» **THE EXERCISE**: Select each line where the word "created" appears.

» **ROWS**:
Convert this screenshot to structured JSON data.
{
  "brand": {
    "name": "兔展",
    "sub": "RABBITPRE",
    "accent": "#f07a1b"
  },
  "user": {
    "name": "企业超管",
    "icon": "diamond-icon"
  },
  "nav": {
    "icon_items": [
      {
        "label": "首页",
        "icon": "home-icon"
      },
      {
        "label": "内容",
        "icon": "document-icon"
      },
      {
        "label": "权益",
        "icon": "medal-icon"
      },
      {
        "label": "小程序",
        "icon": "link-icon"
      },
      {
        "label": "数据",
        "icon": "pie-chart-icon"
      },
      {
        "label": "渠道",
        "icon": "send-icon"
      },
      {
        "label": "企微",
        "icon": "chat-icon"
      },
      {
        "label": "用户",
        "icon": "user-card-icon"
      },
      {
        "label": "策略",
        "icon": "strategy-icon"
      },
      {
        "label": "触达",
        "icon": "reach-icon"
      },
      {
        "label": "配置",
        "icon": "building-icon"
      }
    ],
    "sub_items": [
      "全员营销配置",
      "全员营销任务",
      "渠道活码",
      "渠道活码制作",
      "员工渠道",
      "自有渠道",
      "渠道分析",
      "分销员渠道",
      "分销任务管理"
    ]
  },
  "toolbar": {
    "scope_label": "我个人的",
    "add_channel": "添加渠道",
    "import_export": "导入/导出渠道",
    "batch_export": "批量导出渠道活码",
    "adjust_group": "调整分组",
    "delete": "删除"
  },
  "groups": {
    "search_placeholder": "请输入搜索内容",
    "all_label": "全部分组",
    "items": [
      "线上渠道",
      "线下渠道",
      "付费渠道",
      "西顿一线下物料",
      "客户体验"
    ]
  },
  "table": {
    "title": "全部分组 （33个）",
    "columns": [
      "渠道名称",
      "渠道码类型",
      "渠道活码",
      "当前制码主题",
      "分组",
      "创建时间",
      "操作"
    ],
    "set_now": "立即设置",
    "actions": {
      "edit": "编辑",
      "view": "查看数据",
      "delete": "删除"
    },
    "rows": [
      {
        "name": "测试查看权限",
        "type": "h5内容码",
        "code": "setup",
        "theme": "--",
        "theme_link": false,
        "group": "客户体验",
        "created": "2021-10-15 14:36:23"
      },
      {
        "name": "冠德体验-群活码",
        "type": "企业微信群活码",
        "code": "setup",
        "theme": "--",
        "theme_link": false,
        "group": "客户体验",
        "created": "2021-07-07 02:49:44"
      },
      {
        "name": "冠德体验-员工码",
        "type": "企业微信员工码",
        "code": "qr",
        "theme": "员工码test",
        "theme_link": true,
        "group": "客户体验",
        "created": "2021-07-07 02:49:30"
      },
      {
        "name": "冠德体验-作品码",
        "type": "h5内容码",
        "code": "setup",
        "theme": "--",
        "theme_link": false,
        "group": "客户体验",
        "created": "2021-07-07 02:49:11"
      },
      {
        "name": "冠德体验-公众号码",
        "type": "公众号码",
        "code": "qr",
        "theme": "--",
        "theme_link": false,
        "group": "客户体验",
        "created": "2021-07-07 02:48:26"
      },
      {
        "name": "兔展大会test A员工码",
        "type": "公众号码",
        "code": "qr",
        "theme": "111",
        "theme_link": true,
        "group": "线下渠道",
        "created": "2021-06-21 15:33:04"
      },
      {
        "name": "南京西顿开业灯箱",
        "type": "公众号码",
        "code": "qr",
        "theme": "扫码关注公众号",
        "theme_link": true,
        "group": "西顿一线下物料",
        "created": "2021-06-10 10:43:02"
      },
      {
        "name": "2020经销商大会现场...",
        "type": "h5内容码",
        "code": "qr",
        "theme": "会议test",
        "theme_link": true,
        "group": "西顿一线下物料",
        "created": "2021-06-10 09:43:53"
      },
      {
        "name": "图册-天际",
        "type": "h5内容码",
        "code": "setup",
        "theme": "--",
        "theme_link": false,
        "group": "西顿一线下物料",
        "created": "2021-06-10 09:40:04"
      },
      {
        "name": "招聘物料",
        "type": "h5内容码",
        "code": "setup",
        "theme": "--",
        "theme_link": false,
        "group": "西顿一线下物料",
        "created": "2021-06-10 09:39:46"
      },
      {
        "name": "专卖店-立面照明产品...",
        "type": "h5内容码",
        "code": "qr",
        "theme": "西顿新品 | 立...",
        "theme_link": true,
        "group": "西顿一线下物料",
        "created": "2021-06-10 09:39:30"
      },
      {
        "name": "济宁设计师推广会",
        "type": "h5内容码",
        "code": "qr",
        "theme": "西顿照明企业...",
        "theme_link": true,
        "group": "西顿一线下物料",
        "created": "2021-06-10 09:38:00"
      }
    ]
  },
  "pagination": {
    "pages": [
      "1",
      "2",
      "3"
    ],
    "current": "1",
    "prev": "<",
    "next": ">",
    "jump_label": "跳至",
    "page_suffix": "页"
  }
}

» **COMPLETED EXERCISE**:
        "created": "2021-10-15 14:36:23"
        "created": "2021-07-07 02:49:44"
        "created": "2021-07-07 02:49:30"
        "created": "2021-07-07 02:49:11"
        "created": "2021-07-07 02:48:26"
        "created": "2021-06-21 15:33:04"
        "created": "2021-06-10 10:43:02"
        "created": "2021-06-10 09:43:53"
        "created": "2021-06-10 09:40:04"
        "created": "2021-06-10 09:39:46"
        "created": "2021-06-10 09:39:30"
        "created": "2021-06-10 09:38:00"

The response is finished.